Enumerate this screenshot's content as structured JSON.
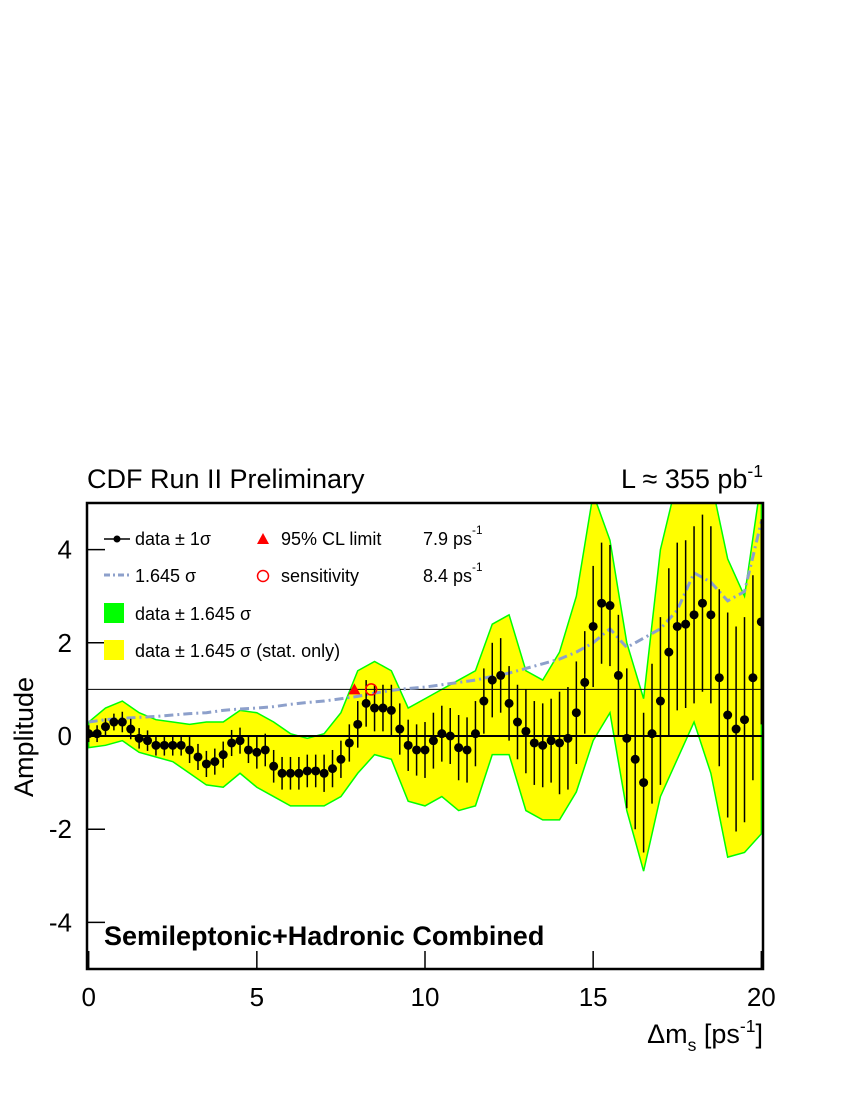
{
  "chart_data": {
    "type": "scatter",
    "title": "CDF Run II Preliminary",
    "luminosity": {
      "text": "L ≈ 355 pb",
      "exponent": "-1"
    },
    "x_label": [
      {
        "text": "Δm"
      },
      {
        "text": "s",
        "sub": true
      },
      {
        "text": " [ps"
      },
      {
        "text": "-1",
        "sup": true
      },
      {
        "text": "]"
      }
    ],
    "y_label": "Amplitude",
    "annotation": "Semileptonic+Hadronic Combined",
    "xlim": [
      -0.05,
      20.05
    ],
    "ylim": [
      -5,
      5
    ],
    "xticks": [
      0,
      5,
      10,
      15,
      20
    ],
    "yticks": [
      -4,
      -2,
      0,
      2,
      4
    ],
    "hlines": [
      0,
      1
    ],
    "series": [
      {
        "name": "data ± 1σ",
        "color": "#000000",
        "x": [
          0,
          0.25,
          0.5,
          0.75,
          1,
          1.25,
          1.5,
          1.75,
          2,
          2.25,
          2.5,
          2.75,
          3,
          3.25,
          3.5,
          3.75,
          4,
          4.25,
          4.5,
          4.75,
          5,
          5.25,
          5.5,
          5.75,
          6,
          6.25,
          6.5,
          6.75,
          7,
          7.25,
          7.5,
          7.75,
          8,
          8.25,
          8.5,
          8.75,
          9,
          9.25,
          9.5,
          9.75,
          10,
          10.25,
          10.5,
          10.75,
          11,
          11.25,
          11.5,
          11.75,
          12,
          12.25,
          12.5,
          12.75,
          13,
          13.25,
          13.5,
          13.75,
          14,
          14.25,
          14.5,
          14.75,
          15,
          15.25,
          15.5,
          15.75,
          16,
          16.25,
          16.5,
          16.75,
          17,
          17.25,
          17.5,
          17.75,
          18,
          18.25,
          18.5,
          18.75,
          19,
          19.25,
          19.5,
          19.75,
          20
        ],
        "values": [
          0.05,
          0.05,
          0.2,
          0.3,
          0.3,
          0.15,
          -0.05,
          -0.1,
          -0.2,
          -0.2,
          -0.2,
          -0.2,
          -0.3,
          -0.45,
          -0.6,
          -0.55,
          -0.4,
          -0.15,
          -0.1,
          -0.3,
          -0.35,
          -0.3,
          -0.65,
          -0.8,
          -0.8,
          -0.8,
          -0.75,
          -0.75,
          -0.8,
          -0.7,
          -0.5,
          -0.15,
          0.25,
          0.7,
          0.6,
          0.6,
          0.55,
          0.15,
          -0.2,
          -0.3,
          -0.3,
          -0.1,
          0.05,
          0,
          -0.25,
          -0.3,
          0.05,
          0.75,
          1.2,
          1.3,
          0.7,
          0.3,
          0.1,
          -0.15,
          -0.2,
          -0.1,
          -0.15,
          -0.05,
          0.5,
          1.15,
          2.35,
          2.85,
          2.8,
          1.3,
          -0.05,
          -0.5,
          -1.0,
          0.05,
          0.75,
          1.8,
          2.35,
          2.4,
          2.6,
          2.85,
          2.6,
          1.25,
          0.45,
          0.15,
          0.35,
          1.25,
          2.45
        ],
        "errors": [
          0.18,
          0.18,
          0.18,
          0.18,
          0.22,
          0.22,
          0.22,
          0.22,
          0.22,
          0.22,
          0.22,
          0.22,
          0.28,
          0.28,
          0.28,
          0.28,
          0.28,
          0.28,
          0.28,
          0.28,
          0.35,
          0.35,
          0.35,
          0.35,
          0.35,
          0.35,
          0.35,
          0.35,
          0.4,
          0.4,
          0.4,
          0.4,
          0.5,
          0.5,
          0.5,
          0.5,
          0.55,
          0.55,
          0.55,
          0.55,
          0.6,
          0.6,
          0.6,
          0.6,
          0.7,
          0.7,
          0.7,
          0.7,
          0.8,
          0.8,
          0.8,
          0.8,
          0.9,
          0.9,
          0.9,
          0.9,
          1.1,
          1.1,
          1.1,
          1.1,
          1.3,
          1.3,
          1.3,
          1.3,
          1.5,
          1.5,
          1.5,
          1.5,
          1.8,
          1.8,
          1.8,
          1.8,
          1.9,
          1.9,
          1.9,
          1.9,
          2.2,
          2.2,
          2.2,
          2.2,
          2.2
        ]
      },
      {
        "name": "1.645 σ",
        "color": "#8da0cb",
        "x": [
          0,
          0.5,
          1,
          1.5,
          2,
          2.5,
          3,
          3.5,
          4,
          4.5,
          5,
          5.5,
          6,
          6.5,
          7,
          7.5,
          8,
          8.5,
          9,
          9.5,
          10,
          10.5,
          11,
          11.5,
          12,
          12.5,
          13,
          13.5,
          14,
          14.5,
          15,
          15.5,
          16,
          16.5,
          17,
          17.5,
          18,
          18.5,
          19,
          19.5,
          20
        ],
        "values": [
          0.3,
          0.35,
          0.38,
          0.4,
          0.42,
          0.45,
          0.48,
          0.5,
          0.55,
          0.58,
          0.6,
          0.63,
          0.68,
          0.72,
          0.75,
          0.8,
          0.85,
          0.92,
          0.98,
          1.02,
          1.05,
          1.1,
          1.15,
          1.2,
          1.28,
          1.35,
          1.45,
          1.55,
          1.65,
          1.8,
          2.0,
          2.3,
          1.9,
          2.1,
          2.3,
          2.7,
          3.5,
          3.3,
          2.9,
          3.1,
          4.6
        ]
      },
      {
        "name": "data ± 1.645 σ",
        "color": "#00ff00",
        "x": [
          0,
          0.5,
          1,
          1.5,
          2,
          2.5,
          3,
          3.5,
          4,
          4.5,
          5,
          5.5,
          6,
          6.5,
          7,
          7.5,
          8,
          8.5,
          9,
          9.5,
          10,
          10.5,
          11,
          11.5,
          12,
          12.5,
          13,
          13.5,
          14,
          14.5,
          15,
          15.5,
          16,
          16.5,
          17,
          17.5,
          18,
          18.5,
          19,
          19.5,
          20
        ],
        "upper": [
          0.3,
          0.6,
          0.75,
          0.5,
          0.35,
          0.3,
          0.25,
          0.3,
          0.3,
          0.55,
          0.5,
          0.3,
          0.05,
          -0.05,
          0.05,
          0.5,
          1.4,
          1.6,
          1.4,
          0.6,
          0.8,
          1.0,
          1.2,
          1.4,
          2.4,
          2.6,
          1.4,
          1.2,
          1.8,
          3.0,
          5.2,
          4.2,
          2.0,
          0.8,
          4.0,
          5.5,
          6.0,
          5.5,
          3.8,
          3.0,
          5.5
        ],
        "lower": [
          -0.25,
          -0.2,
          -0.1,
          -0.35,
          -0.45,
          -0.55,
          -0.8,
          -1.05,
          -1.1,
          -0.8,
          -1.1,
          -1.3,
          -1.5,
          -1.5,
          -1.5,
          -1.3,
          -0.8,
          -0.4,
          -0.5,
          -1.4,
          -1.5,
          -1.3,
          -1.6,
          -1.5,
          -0.4,
          -0.4,
          -1.6,
          -1.8,
          -1.8,
          -1.2,
          -0.1,
          0.5,
          -1.6,
          -2.9,
          -1.3,
          -0.5,
          0.3,
          -0.8,
          -2.6,
          -2.5,
          -2.1
        ]
      },
      {
        "name": "data ± 1.645 σ (stat. only)",
        "color": "#ffff00"
      }
    ],
    "markers": [
      {
        "name": "95% CL limit",
        "x": 7.9,
        "y": 1,
        "color": "#ff0000",
        "unit": "ps",
        "exponent": "-1"
      },
      {
        "name": "sensitivity",
        "x": 8.4,
        "y": 1,
        "color": "#ff0000",
        "unit": "ps",
        "exponent": "-1"
      }
    ]
  }
}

____________

▶ _PROBLEM DETAILS_: Write out each line of the data that holds the string "color".

▶ _THE REPLY_:
        "color": "#000000",
        "color": "#8da0cb",
        "color": "#00ff00",
        "color": "#ffff00"
        "color": "#ff0000",
        "color": "#ff0000",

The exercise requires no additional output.